> WRITTEN REQUEST:
Your task is to retype each line of the data below exactly.

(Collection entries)
>>>
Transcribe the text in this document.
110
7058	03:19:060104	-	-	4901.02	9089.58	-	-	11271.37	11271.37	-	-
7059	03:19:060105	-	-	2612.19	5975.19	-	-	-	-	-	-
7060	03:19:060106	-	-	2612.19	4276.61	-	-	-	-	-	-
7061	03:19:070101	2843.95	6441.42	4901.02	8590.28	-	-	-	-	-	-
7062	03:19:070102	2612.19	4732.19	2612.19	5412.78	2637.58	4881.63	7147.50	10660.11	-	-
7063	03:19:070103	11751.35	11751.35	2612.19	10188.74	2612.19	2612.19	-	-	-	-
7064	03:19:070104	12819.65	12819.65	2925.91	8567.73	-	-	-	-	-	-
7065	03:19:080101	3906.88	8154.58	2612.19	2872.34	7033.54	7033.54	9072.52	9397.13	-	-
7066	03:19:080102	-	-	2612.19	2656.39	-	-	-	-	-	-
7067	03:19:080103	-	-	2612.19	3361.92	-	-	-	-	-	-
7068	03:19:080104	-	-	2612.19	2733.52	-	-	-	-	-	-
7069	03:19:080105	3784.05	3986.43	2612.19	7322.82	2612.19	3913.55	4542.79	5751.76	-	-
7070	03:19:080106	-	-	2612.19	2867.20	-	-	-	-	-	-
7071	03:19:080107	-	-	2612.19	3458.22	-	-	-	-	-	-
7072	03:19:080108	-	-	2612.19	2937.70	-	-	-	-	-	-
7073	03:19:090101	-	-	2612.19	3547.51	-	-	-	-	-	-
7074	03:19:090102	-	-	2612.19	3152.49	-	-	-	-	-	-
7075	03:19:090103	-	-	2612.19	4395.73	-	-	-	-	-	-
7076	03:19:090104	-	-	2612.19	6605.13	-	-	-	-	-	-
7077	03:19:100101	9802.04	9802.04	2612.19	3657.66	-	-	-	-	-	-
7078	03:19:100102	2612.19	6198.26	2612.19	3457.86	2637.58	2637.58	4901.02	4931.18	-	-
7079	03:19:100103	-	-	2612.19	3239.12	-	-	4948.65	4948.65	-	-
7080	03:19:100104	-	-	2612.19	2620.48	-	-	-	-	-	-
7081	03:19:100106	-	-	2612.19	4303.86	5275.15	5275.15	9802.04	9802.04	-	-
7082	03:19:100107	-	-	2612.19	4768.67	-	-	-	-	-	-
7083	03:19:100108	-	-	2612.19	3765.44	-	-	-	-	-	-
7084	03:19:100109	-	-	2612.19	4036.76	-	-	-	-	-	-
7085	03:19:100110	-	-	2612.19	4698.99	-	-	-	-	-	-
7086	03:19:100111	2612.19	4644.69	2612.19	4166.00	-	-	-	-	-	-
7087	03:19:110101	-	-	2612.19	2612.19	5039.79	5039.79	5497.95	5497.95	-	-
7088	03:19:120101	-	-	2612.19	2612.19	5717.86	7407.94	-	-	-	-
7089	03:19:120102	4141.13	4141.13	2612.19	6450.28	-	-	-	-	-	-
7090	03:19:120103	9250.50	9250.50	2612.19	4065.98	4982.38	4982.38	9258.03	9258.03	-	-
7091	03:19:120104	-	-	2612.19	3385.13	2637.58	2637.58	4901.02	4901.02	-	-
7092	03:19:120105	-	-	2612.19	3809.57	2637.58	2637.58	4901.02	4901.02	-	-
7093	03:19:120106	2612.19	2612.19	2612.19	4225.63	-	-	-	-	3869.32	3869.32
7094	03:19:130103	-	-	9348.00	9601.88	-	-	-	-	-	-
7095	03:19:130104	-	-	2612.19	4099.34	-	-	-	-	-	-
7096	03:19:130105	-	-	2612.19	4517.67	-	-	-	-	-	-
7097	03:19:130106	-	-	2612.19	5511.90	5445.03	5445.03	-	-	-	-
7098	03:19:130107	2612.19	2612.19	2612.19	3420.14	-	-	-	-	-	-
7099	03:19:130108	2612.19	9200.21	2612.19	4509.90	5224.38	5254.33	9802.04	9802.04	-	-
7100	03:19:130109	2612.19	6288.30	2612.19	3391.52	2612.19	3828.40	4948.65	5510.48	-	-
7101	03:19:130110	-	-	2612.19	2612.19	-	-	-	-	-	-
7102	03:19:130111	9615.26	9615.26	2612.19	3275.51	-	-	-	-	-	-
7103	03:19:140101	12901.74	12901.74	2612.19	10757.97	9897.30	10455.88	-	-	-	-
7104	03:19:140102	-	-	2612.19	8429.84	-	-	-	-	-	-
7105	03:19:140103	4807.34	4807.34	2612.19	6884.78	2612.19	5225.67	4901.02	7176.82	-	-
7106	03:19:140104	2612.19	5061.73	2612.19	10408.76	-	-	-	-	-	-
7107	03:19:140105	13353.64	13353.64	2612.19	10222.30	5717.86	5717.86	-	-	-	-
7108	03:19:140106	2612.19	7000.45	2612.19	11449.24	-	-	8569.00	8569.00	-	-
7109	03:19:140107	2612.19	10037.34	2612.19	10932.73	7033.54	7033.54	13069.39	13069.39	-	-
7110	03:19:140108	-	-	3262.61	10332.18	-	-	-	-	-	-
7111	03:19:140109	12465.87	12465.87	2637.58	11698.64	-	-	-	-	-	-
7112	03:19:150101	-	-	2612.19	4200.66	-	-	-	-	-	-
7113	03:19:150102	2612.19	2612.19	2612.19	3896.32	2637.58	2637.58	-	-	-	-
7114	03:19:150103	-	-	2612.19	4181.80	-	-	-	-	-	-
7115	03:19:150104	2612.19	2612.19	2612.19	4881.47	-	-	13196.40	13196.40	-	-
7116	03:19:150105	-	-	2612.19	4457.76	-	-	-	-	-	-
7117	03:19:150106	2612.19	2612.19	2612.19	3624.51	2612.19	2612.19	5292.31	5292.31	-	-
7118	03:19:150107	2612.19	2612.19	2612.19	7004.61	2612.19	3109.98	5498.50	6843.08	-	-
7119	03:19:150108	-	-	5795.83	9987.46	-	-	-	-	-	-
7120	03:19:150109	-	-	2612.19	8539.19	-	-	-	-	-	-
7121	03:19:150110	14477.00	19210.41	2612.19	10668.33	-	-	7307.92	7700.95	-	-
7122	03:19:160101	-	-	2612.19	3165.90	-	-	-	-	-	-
<<<
> THE RESPONSE:
Transcribe the text in this document.
110
7058	03:19:060104	-	-	4901.02	9089.58	-	-	11271.37	11271.37	-	-
7059	03:19:060105	-	-	2612.19	5975.19	-	-	-	-	-	-
7060	03:19:060106	-	-	2612.19	4276.61	-	-	-	-	-	-
7061	03:19:070101	2843.95	6441.42	4901.02	8590.28	-	-	-	-	-	-
7062	03:19:070102	2612.19	4732.19	2612.19	5412.78	2637.58	4881.63	7147.50	10660.11	-	-
7063	03:19:070103	11751.35	11751.35	2612.19	10188.74	2612.19	2612.19	-	-	-	-
7064	03:19:070104	12819.65	12819.65	2925.91	8567.73	-	-	-	-	-	-
7065	03:19:080101	3906.88	8154.58	2612.19	2872.34	7033.54	7033.54	9072.52	9397.13	-	-
7066	03:19:080102	-	-	2612.19	2656.39	-	-	-	-	-	-
7067	03:19:080103	-	-	2612.19	3361.92	-	-	-	-	-	-
7068	03:19:080104	-	-	2612.19	2733.52	-	-	-	-	-	-
7069	03:19:080105	3784.05	3986.43	2612.19	7322.82	2612.19	3913.55	4542.79	5751.76	-	-
7070	03:19:080106	-	-	2612.19	2867.20	-	-	-	-	-	-
7071	03:19:080107	-	-	2612.19	3458.22	-	-	-	-	-	-
7072	03:19:080108	-	-	2612.19	2937.70	-	-	-	-	-	-
7073	03:19:090101	-	-	2612.19	3547.51	-	-	-	-	-	-
7074	03:19:090102	-	-	2612.19	3152.49	-	-	-	-	-	-
7075	03:19:090103	-	-	2612.19	4395.73	-	-	-	-	-	-
7076	03:19:090104	-	-	2612.19	6605.13	-	-	-	-	-	-
7077	03:19:100101	9802.04	9802.04	2612.19	3657.66	-	-	-	-	-	-
7078	03:19:100102	2612.19	6198.26	2612.19	3457.86	2637.58	2637.58	4901.02	4931.18	-	-
7079	03:19:100103	-	-	2612.19	3239.12	-	-	4948.65	4948.65	-	-
7080	03:19:100104	-	-	2612.19	2620.48	-	-	-	-	-	-
7081	03:19:100106	-	-	2612.19	4303.86	5275.15	5275.15	9802.04	9802.04	-	-
7082	03:19:100107	-	-	2612.19	4768.67	-	-	-	-	-	-
7083	03:19:100108	-	-	2612.19	3765.44	-	-	-	-	-	-
7084	03:19:100109	-	-	2612.19	4036.76	-	-	-	-	-	-
7085	03:19:100110	-	-	2612.19	4698.99	-	-	-	-	-	-
7086	03:19:100111	2612.19	4644.69	2612.19	4166.00	-	-	-	-	-	-
7087	03:19:110101	-	-	2612.19	2612.19	5039.79	5039.79	5497.95	5497.95	-	-
7088	03:19:120101	-	-	2612.19	2612.19	5717.86	7407.94	-	-	-	-
7089	03:19:120102	4141.13	4141.13	2612.19	6450.28	-	-	-	-	-	-
7090	03:19:120103	9250.50	9250.50	2612.19	4065.98	4982.38	4982.38	9258.03	9258.03	-	-
7091	03:19:120104	-	-	2612.19	3385.13	2637.58	2637.58	4901.02	4901.02	-	-
7092	03:19:120105	-	-	2612.19	3809.57	2637.58	2637.58	4901.02	4901.02	-	-
7093	03:19:120106	2612.19	2612.19	2612.19	4225.63	-	-	-	-	3869.32	3869.32
7094	03:19:130103	-	-	9348.00	9601.88	-	-	-	-	-	-
7095	03:19:130104	-	-	2612.19	4099.34	-	-	-	-	-	-
7096	03:19:130105	-	-	2612.19	4517.67	-	-	-	-	-	-
7097	03:19:130106	-	-	2612.19	5511.90	5445.03	5445.03	-	-	-	-
7098	03:19:130107	2612.19	2612.19	2612.19	3420.14	-	-	-	-	-	-
7099	03:19:130108	2612.19	9200.21	2612.19	4509.90	5224.38	5254.33	9802.04	9802.04	-	-
7100	03:19:130109	2612.19	6288.30	2612.19	3391.52	2612.19	3828.40	4948.65	5510.48	-	-
7101	03:19:130110	-	-	2612.19	2612.19	-	-	-	-	-	-
7102	03:19:130111	9615.26	9615.26	2612.19	3275.51	-	-	-	-	-	-
7103	03:19:140101	12901.74	12901.74	2612.19	10757.97	9897.30	10455.88	-	-	-	-
7104	03:19:140102	-	-	2612.19	8429.84	-	-	-	-	-	-
7105	03:19:140103	4807.34	4807.34	2612.19	6884.78	2612.19	5225.67	4901.02	7176.82	-	-
7106	03:19:140104	2612.19	5061.73	2612.19	10408.76	-	-	-	-	-	-
7107	03:19:140105	13353.64	13353.64	2612.19	10222.30	5717.86	5717.86	-	-	-	-
7108	03:19:140106	2612.19	7000.45	2612.19	11449.24	-	-	8569.00	8569.00	-	-
7109	03:19:140107	2612.19	10037.34	2612.19	10932.73	7033.54	7033.54	13069.39	13069.39	-	-
7110	03:19:140108	-	-	3262.61	10332.18	-	-	-	-	-	-
7111	03:19:140109	12465.87	12465.87	2637.58	11698.64	-	-	-	-	-	-
7112	03:19:150101	-	-	2612.19	4200.66	-	-	-	-	-	-
7113	03:19:150102	2612.19	2612.19	2612.19	3896.32	2637.58	2637.58	-	-	-	-
7114	03:19:150103	-	-	2612.19	4181.80	-	-	-	-	-	-
7115	03:19:150104	2612.19	2612.19	2612.19	4881.47	-	-	13196.40	13196.40	-	-
7116	03:19:150105	-	-	2612.19	4457.76	-	-	-	-	-	-
7117	03:19:150106	2612.19	2612.19	2612.19	3624.51	2612.19	2612.19	5292.31	5292.31	-	-
7118	03:19:150107	2612.19	2612.19	2612.19	7004.61	2612.19	3109.98	5498.50	6843.08	-	-
7119	03:19:150108	-	-	5795.83	9987.46	-	-	-	-	-	-
7120	03:19:150109	-	-	2612.19	8539.19	-	-	-	-	-	-
7121	03:19:150110	14477.00	19210.41	2612.19	10668.33	-	-	7307.92	7700.95	-	-
7122	03:19:160101	-	-	2612.19	3165.90	-	-	-	-	-	-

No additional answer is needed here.